### [WORK TO DO]
Rewrite the records below, changing every "Confederation" to "Union" and leaving everything else as it is.

### [INPUT DATA]
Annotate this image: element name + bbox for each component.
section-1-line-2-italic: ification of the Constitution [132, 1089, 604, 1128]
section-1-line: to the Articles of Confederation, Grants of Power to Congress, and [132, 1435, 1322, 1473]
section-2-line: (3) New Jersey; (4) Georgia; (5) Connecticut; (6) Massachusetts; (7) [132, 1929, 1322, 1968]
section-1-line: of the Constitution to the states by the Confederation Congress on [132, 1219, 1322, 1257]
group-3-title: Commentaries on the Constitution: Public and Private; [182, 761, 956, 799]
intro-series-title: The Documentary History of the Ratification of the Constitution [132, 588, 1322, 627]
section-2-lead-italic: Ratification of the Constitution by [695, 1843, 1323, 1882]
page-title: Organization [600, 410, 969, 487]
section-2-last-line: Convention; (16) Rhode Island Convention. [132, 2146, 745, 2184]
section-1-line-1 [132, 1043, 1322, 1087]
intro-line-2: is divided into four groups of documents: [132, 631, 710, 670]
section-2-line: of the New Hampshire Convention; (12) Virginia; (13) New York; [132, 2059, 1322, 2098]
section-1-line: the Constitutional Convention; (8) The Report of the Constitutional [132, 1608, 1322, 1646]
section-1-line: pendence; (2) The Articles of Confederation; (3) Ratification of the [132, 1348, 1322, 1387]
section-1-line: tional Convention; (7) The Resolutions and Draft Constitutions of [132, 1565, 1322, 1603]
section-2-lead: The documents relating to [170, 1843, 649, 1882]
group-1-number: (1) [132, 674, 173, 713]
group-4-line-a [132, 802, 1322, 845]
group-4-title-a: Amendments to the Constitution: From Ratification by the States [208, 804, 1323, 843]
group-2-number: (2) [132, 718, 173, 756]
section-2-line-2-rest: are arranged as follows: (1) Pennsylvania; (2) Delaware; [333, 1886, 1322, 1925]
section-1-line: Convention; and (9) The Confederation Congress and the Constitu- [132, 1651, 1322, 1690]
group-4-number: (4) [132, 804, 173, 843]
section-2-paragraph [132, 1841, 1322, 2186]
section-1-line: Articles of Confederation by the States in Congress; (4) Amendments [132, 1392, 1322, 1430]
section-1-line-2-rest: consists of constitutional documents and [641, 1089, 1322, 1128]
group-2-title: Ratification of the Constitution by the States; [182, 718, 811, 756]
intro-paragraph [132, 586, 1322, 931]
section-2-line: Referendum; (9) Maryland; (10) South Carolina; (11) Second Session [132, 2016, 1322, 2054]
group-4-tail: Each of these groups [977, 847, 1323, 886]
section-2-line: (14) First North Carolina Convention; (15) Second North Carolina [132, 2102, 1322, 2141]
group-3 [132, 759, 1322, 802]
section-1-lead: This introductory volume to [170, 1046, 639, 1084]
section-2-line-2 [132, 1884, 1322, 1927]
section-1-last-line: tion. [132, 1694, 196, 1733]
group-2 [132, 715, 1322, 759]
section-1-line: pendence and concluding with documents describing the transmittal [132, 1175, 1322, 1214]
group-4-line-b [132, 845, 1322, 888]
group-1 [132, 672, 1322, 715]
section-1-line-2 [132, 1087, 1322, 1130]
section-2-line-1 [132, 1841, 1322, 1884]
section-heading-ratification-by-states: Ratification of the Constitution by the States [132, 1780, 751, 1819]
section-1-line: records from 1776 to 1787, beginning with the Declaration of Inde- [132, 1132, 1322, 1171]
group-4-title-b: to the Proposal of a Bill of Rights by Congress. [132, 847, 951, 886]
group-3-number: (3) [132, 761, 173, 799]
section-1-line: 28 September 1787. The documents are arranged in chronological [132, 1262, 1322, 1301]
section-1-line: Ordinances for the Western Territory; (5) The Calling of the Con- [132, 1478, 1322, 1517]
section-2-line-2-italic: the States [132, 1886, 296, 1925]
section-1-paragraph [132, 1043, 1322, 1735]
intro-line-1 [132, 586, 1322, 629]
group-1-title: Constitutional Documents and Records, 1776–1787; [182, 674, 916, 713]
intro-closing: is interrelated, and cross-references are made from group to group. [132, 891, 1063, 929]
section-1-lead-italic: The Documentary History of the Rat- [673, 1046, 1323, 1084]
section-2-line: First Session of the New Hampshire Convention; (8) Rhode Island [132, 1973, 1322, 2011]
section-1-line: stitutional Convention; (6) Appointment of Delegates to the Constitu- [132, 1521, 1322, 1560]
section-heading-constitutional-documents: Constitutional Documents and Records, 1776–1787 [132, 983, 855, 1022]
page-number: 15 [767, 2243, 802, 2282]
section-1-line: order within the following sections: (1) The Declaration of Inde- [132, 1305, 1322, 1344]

### [IN RESPONSE]
Annotate this image: element name + bbox for each component.
section-1-line-2-italic: ification of the Constitution [132, 1089, 604, 1128]
section-1-line: to the Articles of Union, Grants of Power to Congress, and [132, 1435, 1322, 1473]
section-2-line: (3) New Jersey; (4) Georgia; (5) Connecticut; (6) Massachusetts; (7) [132, 1929, 1322, 1968]
section-1-line: of the Constitution to the states by the Union Congress on [132, 1219, 1322, 1257]
group-3-title: Commentaries on the Constitution: Public and Private; [182, 761, 956, 799]
intro-series-title: The Documentary History of the Ratification of the Constitution [132, 588, 1322, 627]
section-2-lead-italic: Ratification of the Constitution by [695, 1843, 1323, 1882]
page-title: Organization [600, 410, 969, 487]
section-2-last-line: Convention; (16) Rhode Island Convention. [132, 2146, 745, 2184]
section-1-line-1 [132, 1043, 1322, 1087]
intro-line-2: is divided into four groups of documents: [132, 631, 710, 670]
section-2-line: of the New Hampshire Convention; (12) Virginia; (13) New York; [132, 2059, 1322, 2098]
section-1-line: the Constitutional Convention; (8) The Report of the Constitutional [132, 1608, 1322, 1646]
section-1-line: pendence; (2) The Articles of Union; (3) Ratification of the [132, 1348, 1322, 1387]
section-1-line: tional Convention; (7) The Resolutions and Draft Constitutions of [132, 1565, 1322, 1603]
section-2-lead: The documents relating to [170, 1843, 649, 1882]
group-1-number: (1) [132, 674, 173, 713]
group-4-line-a [132, 802, 1322, 845]
group-4-title-a: Amendments to the Constitution: From Ratification by the States [208, 804, 1323, 843]
group-2-number: (2) [132, 718, 173, 756]
section-2-line-2-rest: are arranged as follows: (1) Pennsylvania; (2) Delaware; [333, 1886, 1322, 1925]
section-1-line: Convention; and (9) The Union Congress and the Constitu- [132, 1651, 1322, 1690]
group-4-number: (4) [132, 804, 173, 843]
section-2-paragraph [132, 1841, 1322, 2186]
section-1-line: Articles of Union by the States in Congress; (4) Amendments [132, 1392, 1322, 1430]
section-1-line-2-rest: consists of constitutional documents and [641, 1089, 1322, 1128]
group-2-title: Ratification of the Constitution by the States; [182, 718, 811, 756]
intro-paragraph [132, 586, 1322, 931]
section-2-line: Referendum; (9) Maryland; (10) South Carolina; (11) Second Session [132, 2016, 1322, 2054]
group-4-tail: Each of these groups [977, 847, 1323, 886]
section-2-line: (14) First North Carolina Convention; (15) Second North Carolina [132, 2102, 1322, 2141]
group-3 [132, 759, 1322, 802]
section-1-lead: This introductory volume to [170, 1046, 639, 1084]
section-2-line-2 [132, 1884, 1322, 1927]
section-1-last-line: tion. [132, 1694, 196, 1733]
group-2 [132, 715, 1322, 759]
section-1-line: pendence and concluding with documents describing the transmittal [132, 1175, 1322, 1214]
group-4-line-b [132, 845, 1322, 888]
group-1 [132, 672, 1322, 715]
section-1-line-2 [132, 1087, 1322, 1130]
section-2-line-1 [132, 1841, 1322, 1884]
section-heading-ratification-by-states: Ratification of the Constitution by the States [132, 1780, 751, 1819]
section-1-line: records from 1776 to 1787, beginning with the Declaration of Inde- [132, 1132, 1322, 1171]
group-4-title-b: to the Proposal of a Bill of Rights by Congress. [132, 847, 951, 886]
group-3-number: (3) [132, 761, 173, 799]
section-1-line: 28 September 1787. The documents are arranged in chronological [132, 1262, 1322, 1301]
section-1-line: Ordinances for the Western Territory; (5) The Calling of the Con- [132, 1478, 1322, 1517]
section-2-line-2-italic: the States [132, 1886, 296, 1925]
section-1-paragraph [132, 1043, 1322, 1735]
intro-line-1 [132, 586, 1322, 629]
group-1-title: Constitutional Documents and Records, 1776–1787; [182, 674, 916, 713]
intro-closing: is interrelated, and cross-references are made from group to group. [132, 891, 1063, 929]
section-1-lead-italic: The Documentary History of the Rat- [673, 1046, 1323, 1084]
section-2-line: First Session of the New Hampshire Convention; (8) Rhode Island [132, 1973, 1322, 2011]
section-1-line: stitutional Convention; (6) Appointment of Delegates to the Constitu- [132, 1521, 1322, 1560]
section-heading-constitutional-documents: Constitutional Documents and Records, 1776–1787 [132, 983, 855, 1022]
page-number: 15 [767, 2243, 802, 2282]
section-1-line: order within the following sections: (1) The Declaration of Inde- [132, 1305, 1322, 1344]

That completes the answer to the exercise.